## [What this task involves]
Below are the records; collect from them each line containing the string "EventProvider".

── Provided records ──

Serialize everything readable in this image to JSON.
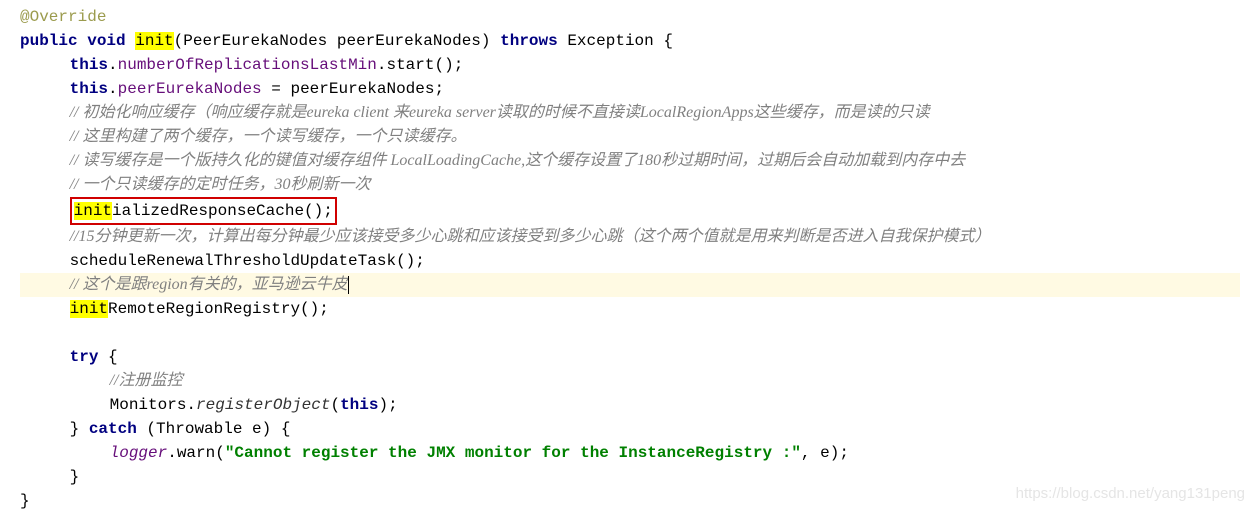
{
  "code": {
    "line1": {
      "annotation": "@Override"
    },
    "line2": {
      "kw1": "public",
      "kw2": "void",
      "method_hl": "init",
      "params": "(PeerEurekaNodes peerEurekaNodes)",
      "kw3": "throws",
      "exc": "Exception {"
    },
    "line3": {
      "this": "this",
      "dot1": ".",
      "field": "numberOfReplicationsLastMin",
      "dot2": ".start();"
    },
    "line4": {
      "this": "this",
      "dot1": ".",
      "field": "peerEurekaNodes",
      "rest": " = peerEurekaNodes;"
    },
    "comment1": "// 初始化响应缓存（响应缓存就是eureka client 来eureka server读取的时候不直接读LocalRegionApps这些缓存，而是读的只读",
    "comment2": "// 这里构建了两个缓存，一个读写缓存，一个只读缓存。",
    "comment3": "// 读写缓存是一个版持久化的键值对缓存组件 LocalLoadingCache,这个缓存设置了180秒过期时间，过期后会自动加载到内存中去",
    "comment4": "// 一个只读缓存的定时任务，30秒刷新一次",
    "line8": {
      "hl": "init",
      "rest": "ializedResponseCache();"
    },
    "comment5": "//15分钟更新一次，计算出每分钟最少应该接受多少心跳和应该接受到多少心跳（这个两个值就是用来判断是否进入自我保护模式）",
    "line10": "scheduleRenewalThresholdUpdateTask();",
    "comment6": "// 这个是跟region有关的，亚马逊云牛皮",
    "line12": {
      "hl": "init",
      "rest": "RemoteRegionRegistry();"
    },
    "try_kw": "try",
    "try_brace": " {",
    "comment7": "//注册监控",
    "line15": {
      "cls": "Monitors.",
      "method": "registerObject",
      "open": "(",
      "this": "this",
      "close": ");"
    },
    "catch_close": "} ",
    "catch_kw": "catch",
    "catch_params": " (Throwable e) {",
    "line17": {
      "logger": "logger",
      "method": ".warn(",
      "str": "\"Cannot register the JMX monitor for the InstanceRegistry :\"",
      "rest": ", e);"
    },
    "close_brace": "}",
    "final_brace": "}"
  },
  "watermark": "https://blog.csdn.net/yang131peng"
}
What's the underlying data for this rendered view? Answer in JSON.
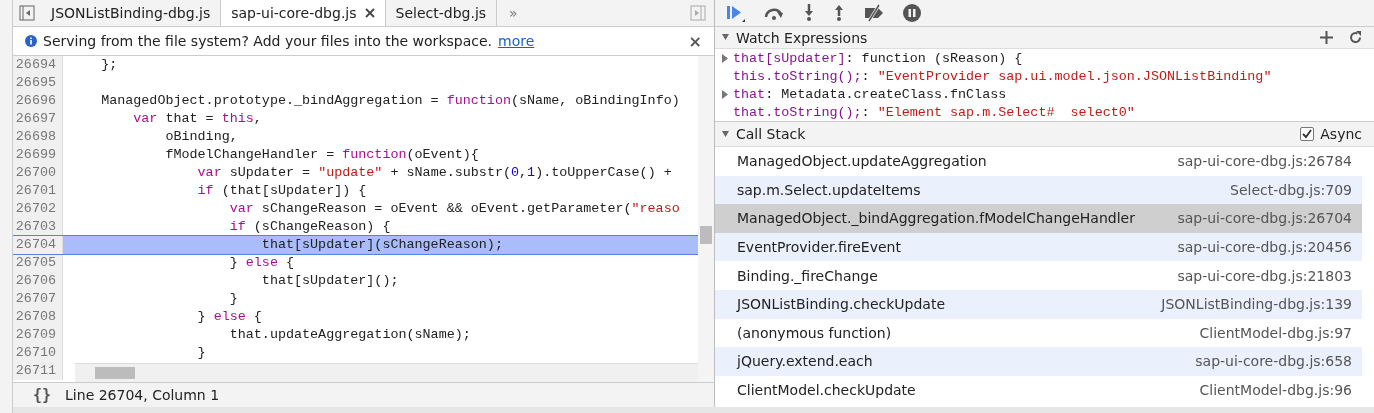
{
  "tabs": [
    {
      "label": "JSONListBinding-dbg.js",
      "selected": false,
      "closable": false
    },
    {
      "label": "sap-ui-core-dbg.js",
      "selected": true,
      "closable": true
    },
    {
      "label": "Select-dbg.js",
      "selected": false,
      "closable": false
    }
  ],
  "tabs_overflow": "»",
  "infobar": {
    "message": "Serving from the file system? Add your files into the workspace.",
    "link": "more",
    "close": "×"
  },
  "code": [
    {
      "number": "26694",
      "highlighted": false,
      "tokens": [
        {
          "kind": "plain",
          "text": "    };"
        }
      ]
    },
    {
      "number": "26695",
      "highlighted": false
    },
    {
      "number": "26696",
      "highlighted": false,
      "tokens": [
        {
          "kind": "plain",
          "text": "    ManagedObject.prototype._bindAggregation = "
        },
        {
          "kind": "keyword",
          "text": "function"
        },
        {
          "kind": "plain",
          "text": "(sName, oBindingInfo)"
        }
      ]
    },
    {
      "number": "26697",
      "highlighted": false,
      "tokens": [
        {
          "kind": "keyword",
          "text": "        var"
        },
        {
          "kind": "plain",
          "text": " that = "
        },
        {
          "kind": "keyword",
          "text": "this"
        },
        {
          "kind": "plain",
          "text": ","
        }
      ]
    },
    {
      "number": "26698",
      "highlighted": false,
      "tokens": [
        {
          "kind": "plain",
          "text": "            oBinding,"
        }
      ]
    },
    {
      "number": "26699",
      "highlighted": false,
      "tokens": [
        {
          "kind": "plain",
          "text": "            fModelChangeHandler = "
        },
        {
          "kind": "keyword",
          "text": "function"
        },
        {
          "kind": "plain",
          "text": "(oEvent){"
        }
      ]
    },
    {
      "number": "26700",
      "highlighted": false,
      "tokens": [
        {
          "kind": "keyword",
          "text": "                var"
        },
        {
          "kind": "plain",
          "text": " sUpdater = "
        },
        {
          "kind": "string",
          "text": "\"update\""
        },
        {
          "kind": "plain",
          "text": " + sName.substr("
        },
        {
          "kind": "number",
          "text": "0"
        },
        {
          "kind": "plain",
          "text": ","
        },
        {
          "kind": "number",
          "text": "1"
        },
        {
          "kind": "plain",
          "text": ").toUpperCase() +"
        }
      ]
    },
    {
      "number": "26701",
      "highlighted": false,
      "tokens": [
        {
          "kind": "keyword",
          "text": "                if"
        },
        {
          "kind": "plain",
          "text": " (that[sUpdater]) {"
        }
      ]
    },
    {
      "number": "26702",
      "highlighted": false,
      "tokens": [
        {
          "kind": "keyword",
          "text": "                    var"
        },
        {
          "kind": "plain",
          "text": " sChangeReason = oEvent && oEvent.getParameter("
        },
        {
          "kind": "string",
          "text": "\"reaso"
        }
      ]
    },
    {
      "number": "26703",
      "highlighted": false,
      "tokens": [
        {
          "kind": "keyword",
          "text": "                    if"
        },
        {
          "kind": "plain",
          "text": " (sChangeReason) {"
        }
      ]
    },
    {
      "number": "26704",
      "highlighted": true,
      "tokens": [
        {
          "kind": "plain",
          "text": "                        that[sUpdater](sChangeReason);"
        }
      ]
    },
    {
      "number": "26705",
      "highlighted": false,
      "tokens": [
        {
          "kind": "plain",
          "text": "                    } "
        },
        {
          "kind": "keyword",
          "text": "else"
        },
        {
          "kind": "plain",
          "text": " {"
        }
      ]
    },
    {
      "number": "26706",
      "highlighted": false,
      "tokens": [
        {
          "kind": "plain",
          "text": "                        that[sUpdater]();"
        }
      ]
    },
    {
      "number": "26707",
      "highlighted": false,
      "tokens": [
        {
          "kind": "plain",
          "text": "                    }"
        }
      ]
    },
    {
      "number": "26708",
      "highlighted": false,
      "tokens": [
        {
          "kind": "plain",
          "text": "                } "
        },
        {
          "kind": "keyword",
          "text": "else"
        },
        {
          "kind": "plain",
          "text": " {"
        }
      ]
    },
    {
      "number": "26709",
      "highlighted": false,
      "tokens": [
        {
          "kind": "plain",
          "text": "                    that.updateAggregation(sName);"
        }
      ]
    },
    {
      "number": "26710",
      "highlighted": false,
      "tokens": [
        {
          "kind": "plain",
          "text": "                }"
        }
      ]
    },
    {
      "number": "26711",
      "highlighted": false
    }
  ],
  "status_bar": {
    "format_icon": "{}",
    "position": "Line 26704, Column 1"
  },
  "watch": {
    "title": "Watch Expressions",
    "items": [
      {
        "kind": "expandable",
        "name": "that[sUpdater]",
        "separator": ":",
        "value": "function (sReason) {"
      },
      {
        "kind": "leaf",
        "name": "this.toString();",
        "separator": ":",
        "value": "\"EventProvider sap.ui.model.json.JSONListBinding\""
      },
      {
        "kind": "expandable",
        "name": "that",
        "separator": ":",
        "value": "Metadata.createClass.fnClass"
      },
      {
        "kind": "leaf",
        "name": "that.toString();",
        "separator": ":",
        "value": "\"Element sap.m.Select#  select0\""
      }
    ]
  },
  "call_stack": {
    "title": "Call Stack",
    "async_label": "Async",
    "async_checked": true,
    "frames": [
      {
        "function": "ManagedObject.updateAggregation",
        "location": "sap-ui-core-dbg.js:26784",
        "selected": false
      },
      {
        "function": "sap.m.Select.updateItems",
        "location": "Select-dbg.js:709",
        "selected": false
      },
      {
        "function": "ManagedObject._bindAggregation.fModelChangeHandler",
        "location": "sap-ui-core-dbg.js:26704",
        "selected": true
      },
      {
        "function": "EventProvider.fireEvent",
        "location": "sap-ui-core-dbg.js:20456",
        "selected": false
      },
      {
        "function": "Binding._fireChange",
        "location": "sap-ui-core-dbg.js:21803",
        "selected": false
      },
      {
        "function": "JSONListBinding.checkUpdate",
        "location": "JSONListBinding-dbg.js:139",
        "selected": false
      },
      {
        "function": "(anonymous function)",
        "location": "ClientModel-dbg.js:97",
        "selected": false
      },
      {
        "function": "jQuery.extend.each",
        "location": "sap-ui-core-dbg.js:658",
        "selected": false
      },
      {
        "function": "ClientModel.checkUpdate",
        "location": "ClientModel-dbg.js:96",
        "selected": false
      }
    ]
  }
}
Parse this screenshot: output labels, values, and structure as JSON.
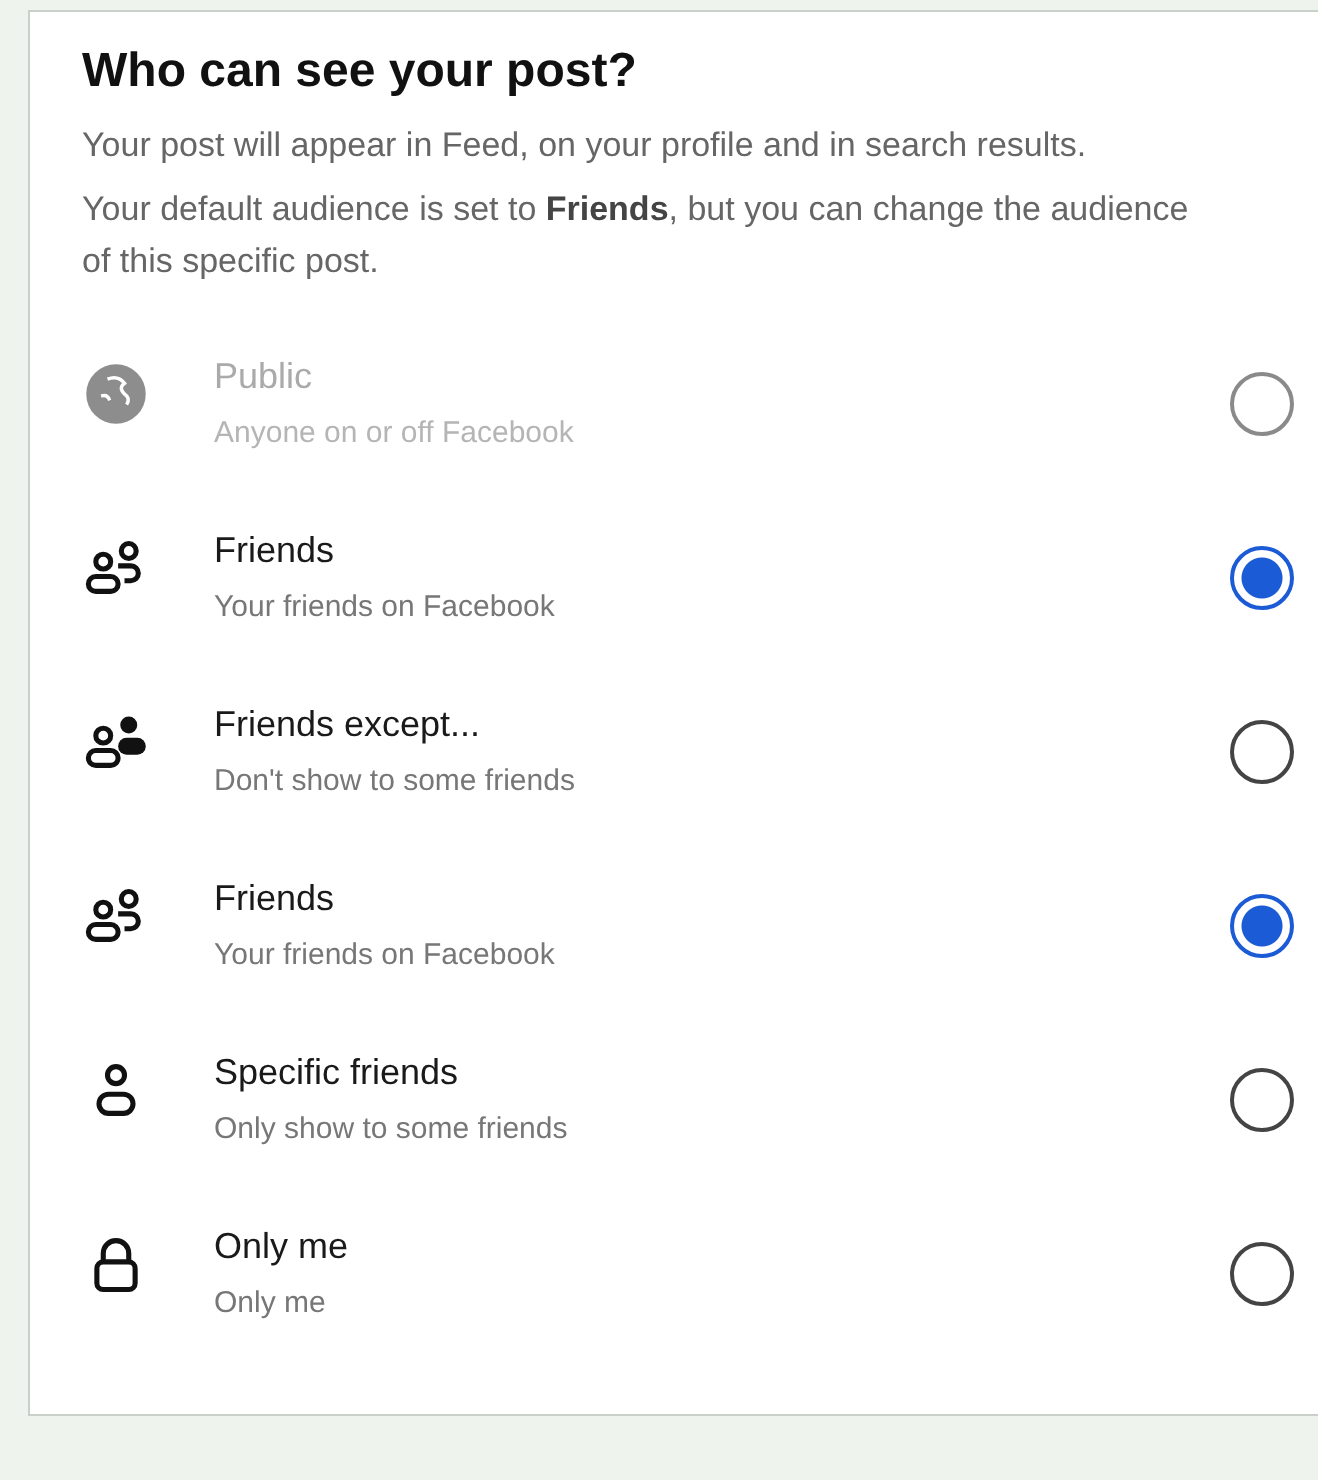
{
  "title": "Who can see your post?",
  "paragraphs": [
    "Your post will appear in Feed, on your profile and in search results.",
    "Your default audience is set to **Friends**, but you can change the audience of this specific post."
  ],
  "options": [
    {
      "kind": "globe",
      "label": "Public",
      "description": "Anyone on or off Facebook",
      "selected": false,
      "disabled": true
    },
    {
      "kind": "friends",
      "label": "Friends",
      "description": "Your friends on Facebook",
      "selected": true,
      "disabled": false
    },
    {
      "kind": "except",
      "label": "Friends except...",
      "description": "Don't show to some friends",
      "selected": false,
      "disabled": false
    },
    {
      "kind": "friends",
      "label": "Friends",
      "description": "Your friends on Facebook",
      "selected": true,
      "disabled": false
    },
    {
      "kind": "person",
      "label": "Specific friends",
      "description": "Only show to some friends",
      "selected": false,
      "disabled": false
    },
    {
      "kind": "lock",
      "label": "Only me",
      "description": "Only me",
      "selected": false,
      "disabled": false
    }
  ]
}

───

## [Response to this task]
        "value": "\"EventProvider sap.ui.model.json.JSONListBinding\""
        "function": "EventProvider.fireEvent",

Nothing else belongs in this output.